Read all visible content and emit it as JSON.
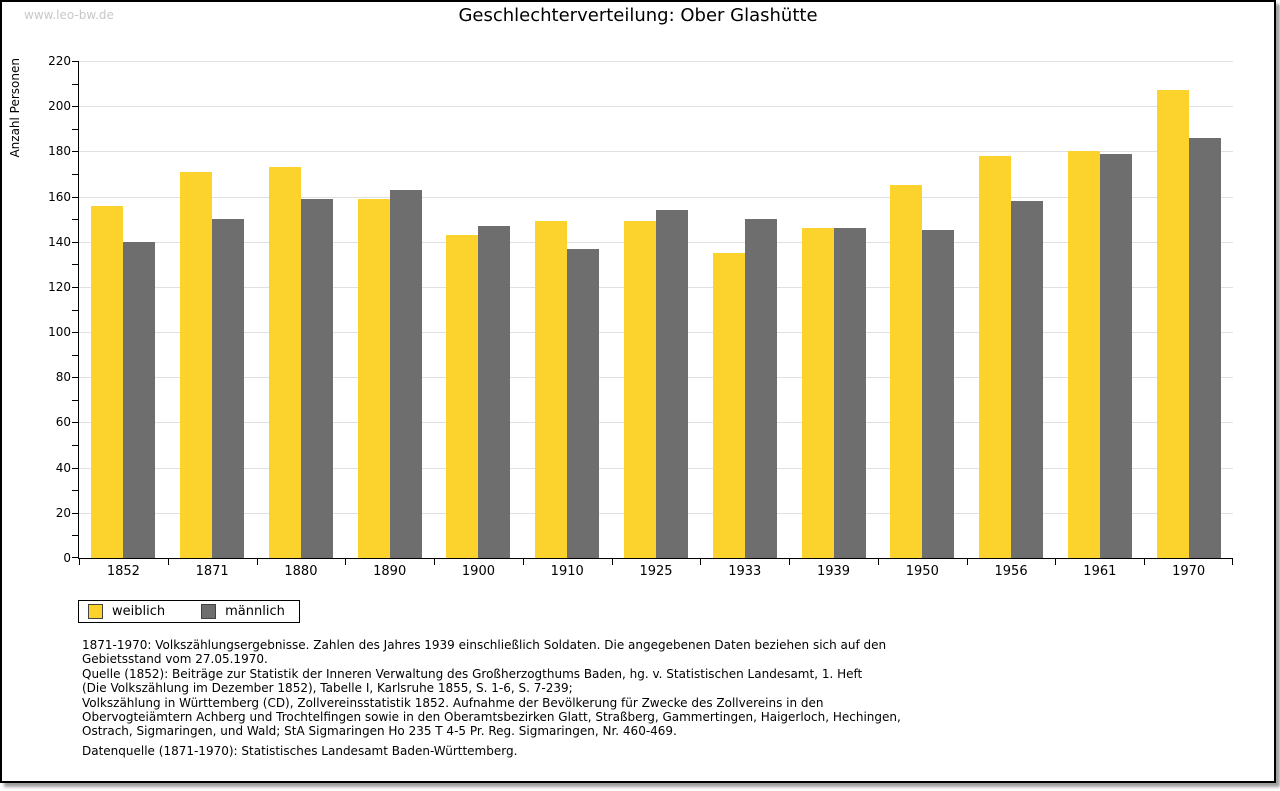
{
  "watermark": "www.leo-bw.de",
  "chart_data": {
    "type": "bar",
    "title": "Geschlechterverteilung: Ober Glashütte",
    "ylabel": "Anzahl Personen",
    "xlabel": "",
    "ylim": [
      0,
      220
    ],
    "ytick_step": 20,
    "yminor_step": 10,
    "grid": true,
    "legend_position": "bottom-left",
    "categories": [
      "1852",
      "1871",
      "1880",
      "1890",
      "1900",
      "1910",
      "1925",
      "1933",
      "1939",
      "1950",
      "1956",
      "1961",
      "1970"
    ],
    "series": [
      {
        "name": "weiblich",
        "color": "#FCD32D",
        "values": [
          156,
          171,
          173,
          159,
          143,
          149,
          149,
          135,
          146,
          165,
          178,
          180,
          207
        ]
      },
      {
        "name": "männlich",
        "color": "#6E6E6E",
        "values": [
          140,
          150,
          159,
          163,
          147,
          137,
          154,
          150,
          146,
          145,
          158,
          179,
          186
        ]
      }
    ]
  },
  "footer": {
    "lines": [
      "1871-1970: Volkszählungsergebnisse. Zahlen des Jahres 1939 einschließlich Soldaten. Die angegebenen Daten beziehen sich auf den",
      "Gebietsstand vom 27.05.1970.",
      "Quelle (1852): Beiträge zur Statistik der Inneren Verwaltung des Großherzogthums Baden, hg. v. Statistischen Landesamt, 1. Heft",
      "(Die Volkszählung im Dezember 1852), Tabelle I, Karlsruhe 1855, S. 1-6, S. 7-239;",
      "Volkszählung in Württemberg (CD), Zollvereinsstatistik 1852. Aufnahme der Bevölkerung für Zwecke des Zollvereins in den",
      "Obervogteiämtern Achberg und Trochtelfingen sowie in den Oberamtsbezirken Glatt, Straßberg, Gammertingen, Haigerloch, Hechingen,",
      "Ostrach, Sigmaringen, und Wald; StA Sigmaringen Ho 235 T 4-5 Pr. Reg. Sigmaringen, Nr. 460-469."
    ],
    "datasource": "Datenquelle (1871-1970): Statistisches Landesamt Baden-Württemberg."
  },
  "colors": {
    "gridline": "#E0E0E0",
    "axis": "#000000",
    "watermark": "#C8C8C8",
    "frame_border": "#000000",
    "frame_shadow": "#9E9E9E"
  }
}
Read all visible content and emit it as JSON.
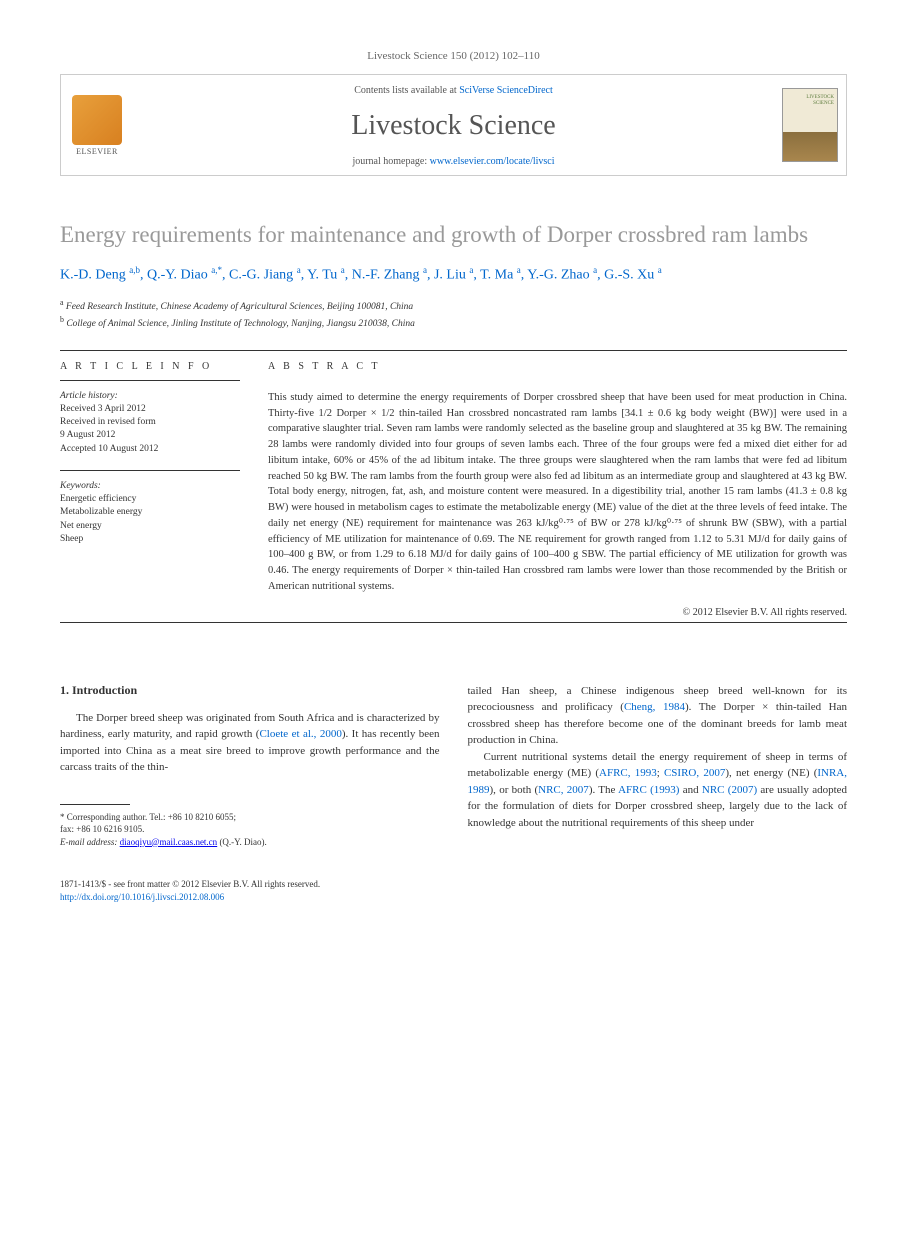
{
  "journal_ref": "Livestock Science 150 (2012) 102–110",
  "header": {
    "elsevier": "ELSEVIER",
    "contents_prefix": "Contents lists available at ",
    "contents_link": "SciVerse ScienceDirect",
    "journal_name": "Livestock Science",
    "homepage_prefix": "journal homepage: ",
    "homepage_link": "www.elsevier.com/locate/livsci"
  },
  "title": "Energy requirements for maintenance and growth of Dorper crossbred ram lambs",
  "authors_html": "K.-D. Deng <sup>a,b</sup>, Q.-Y. Diao <sup>a,*</sup>, C.-G. Jiang <sup>a</sup>, Y. Tu <sup>a</sup>, N.-F. Zhang <sup>a</sup>, J. Liu <sup>a</sup>, T. Ma <sup>a</sup>, Y.-G. Zhao <sup>a</sup>, G.-S. Xu <sup>a</sup>",
  "affiliations": {
    "a": "Feed Research Institute, Chinese Academy of Agricultural Sciences, Beijing 100081, China",
    "b": "College of Animal Science, Jinling Institute of Technology, Nanjing, Jiangsu 210038, China"
  },
  "info": {
    "heading": "A R T I C L E   I N F O",
    "history_label": "Article history:",
    "received": "Received 3 April 2012",
    "revised1": "Received in revised form",
    "revised2": "9 August 2012",
    "accepted": "Accepted 10 August 2012",
    "keywords_label": "Keywords:",
    "kw1": "Energetic efficiency",
    "kw2": "Metabolizable energy",
    "kw3": "Net energy",
    "kw4": "Sheep"
  },
  "abstract": {
    "heading": "A B S T R A C T",
    "text": "This study aimed to determine the energy requirements of Dorper crossbred sheep that have been used for meat production in China. Thirty-five 1/2 Dorper × 1/2 thin-tailed Han crossbred noncastrated ram lambs [34.1 ± 0.6 kg body weight (BW)] were used in a comparative slaughter trial. Seven ram lambs were randomly selected as the baseline group and slaughtered at 35 kg BW. The remaining 28 lambs were randomly divided into four groups of seven lambs each. Three of the four groups were fed a mixed diet either for ad libitum intake, 60% or 45% of the ad libitum intake. The three groups were slaughtered when the ram lambs that were fed ad libitum reached 50 kg BW. The ram lambs from the fourth group were also fed ad libitum as an intermediate group and slaughtered at 43 kg BW. Total body energy, nitrogen, fat, ash, and moisture content were measured. In a digestibility trial, another 15 ram lambs (41.3 ± 0.8 kg BW) were housed in metabolism cages to estimate the metabolizable energy (ME) value of the diet at the three levels of feed intake. The daily net energy (NE) requirement for maintenance was 263 kJ/kg⁰·⁷⁵ of BW or 278 kJ/kg⁰·⁷⁵ of shrunk BW (SBW), with a partial efficiency of ME utilization for maintenance of 0.69. The NE requirement for growth ranged from 1.12 to 5.31 MJ/d for daily gains of 100–400 g BW, or from 1.29 to 6.18 MJ/d for daily gains of 100–400 g SBW. The partial efficiency of ME utilization for growth was 0.46. The energy requirements of Dorper × thin-tailed Han crossbred ram lambs were lower than those recommended by the British or American nutritional systems.",
    "copyright": "© 2012 Elsevier B.V. All rights reserved."
  },
  "intro": {
    "heading": "1.  Introduction",
    "p1_pre": "The Dorper breed sheep was originated from South Africa and is characterized by hardiness, early maturity, and rapid growth (",
    "p1_link": "Cloete et al., 2000",
    "p1_post": "). It has recently been imported into China as a meat sire breed to improve growth performance and the carcass traits of the thin-",
    "p2_pre": "tailed Han sheep, a Chinese indigenous sheep breed well-known for its precociousness and prolificacy (",
    "p2_link": "Cheng, 1984",
    "p2_post": "). The Dorper × thin-tailed Han crossbred sheep has therefore become one of the dominant breeds for lamb meat production in China.",
    "p3_a": "Current nutritional systems detail the energy requirement of sheep in terms of metabolizable energy (ME) (",
    "p3_l1": "AFRC, 1993",
    "p3_b": "; ",
    "p3_l2": "CSIRO, 2007",
    "p3_c": "), net energy (NE) (",
    "p3_l3": "INRA, 1989",
    "p3_d": "), or both (",
    "p3_l4": "NRC, 2007",
    "p3_e": "). The ",
    "p3_l5": "AFRC (1993)",
    "p3_f": " and ",
    "p3_l6": "NRC (2007)",
    "p3_g": " are usually adopted for the formulation of diets for Dorper crossbred sheep, largely due to the lack of knowledge about the nutritional requirements of this sheep under"
  },
  "corr": {
    "label": "* Corresponding author. Tel.: ",
    "tel": "+86 10 8210 6055;",
    "fax_label": "fax: ",
    "fax": "+86 10 6216 9105.",
    "email_label": "E-mail address: ",
    "email": "diaoqiyu@mail.caas.net.cn",
    "email_suffix": " (Q.-Y. Diao)."
  },
  "footer": {
    "issn": "1871-1413/$ - see front matter © 2012 Elsevier B.V. All rights reserved.",
    "doi": "http://dx.doi.org/10.1016/j.livsci.2012.08.006"
  },
  "colors": {
    "link": "#0066cc",
    "title_gray": "#999999",
    "text": "#333333",
    "border": "#cccccc"
  }
}
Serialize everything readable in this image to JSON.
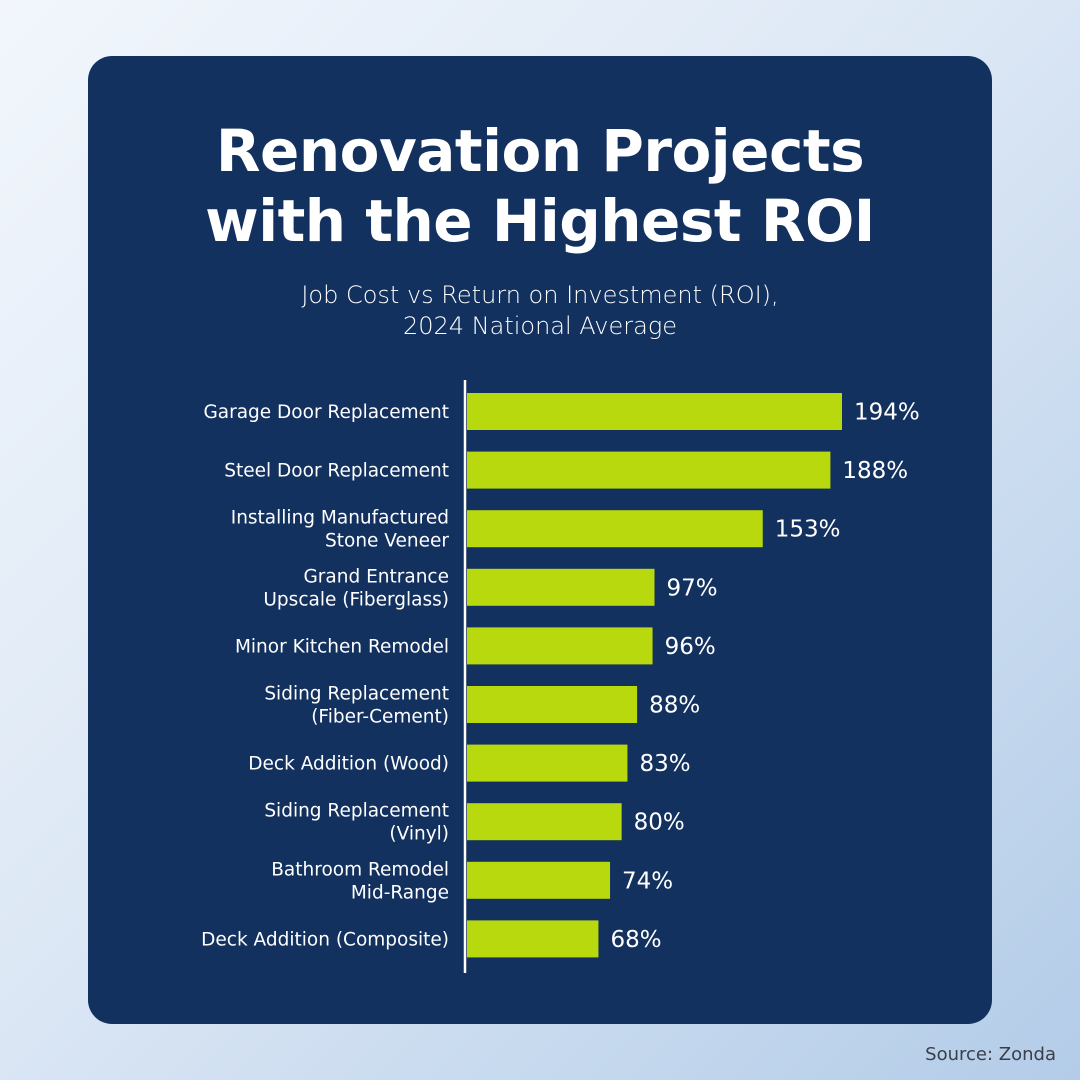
{
  "chart_data": {
    "type": "bar",
    "orientation": "horizontal",
    "title": "Renovation Projects with the Highest ROI",
    "title_lines": [
      "Renovation Projects",
      "with the Highest ROI"
    ],
    "subtitle": "Job Cost vs Return on Investment (ROI), 2024 National Average",
    "subtitle_lines": [
      "Job Cost vs Return on Investment (ROI),",
      "2024 National Average"
    ],
    "xlabel": "",
    "ylabel": "",
    "value_suffix": "%",
    "xlim": [
      0,
      200
    ],
    "grid": false,
    "legend": "none",
    "categories": [
      [
        "Garage Door Replacement"
      ],
      [
        "Steel Door Replacement"
      ],
      [
        "Installing Manufactured",
        "Stone Veneer"
      ],
      [
        "Grand Entrance",
        "Upscale (Fiberglass)"
      ],
      [
        "Minor Kitchen Remodel"
      ],
      [
        "Siding Replacement",
        "(Fiber-Cement)"
      ],
      [
        "Deck Addition (Wood)"
      ],
      [
        "Siding Replacement",
        "(Vinyl)"
      ],
      [
        "Bathroom Remodel",
        "Mid-Range"
      ],
      [
        "Deck Addition (Composite)"
      ]
    ],
    "values": [
      194,
      188,
      153,
      97,
      96,
      88,
      83,
      80,
      74,
      68
    ],
    "value_labels": [
      "194%",
      "188%",
      "153%",
      "97%",
      "96%",
      "88%",
      "83%",
      "80%",
      "74%",
      "68%"
    ],
    "bar_color": "#b8d90d",
    "source": "Source: Zonda"
  },
  "colors": {
    "card": "#13315f",
    "bar": "#b8d90d",
    "text": "#ffffff",
    "source_text": "#3a3f47"
  }
}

## WHAT THE TASK ASKS
Out of the preceding entries, pull every line containing the string "heading".

## WRITTEN RESPONSE
    "heading": "A R T I C L E   I N F O",
    "heading": "A B S T R A C T",
    "heading": "1.  Introduction",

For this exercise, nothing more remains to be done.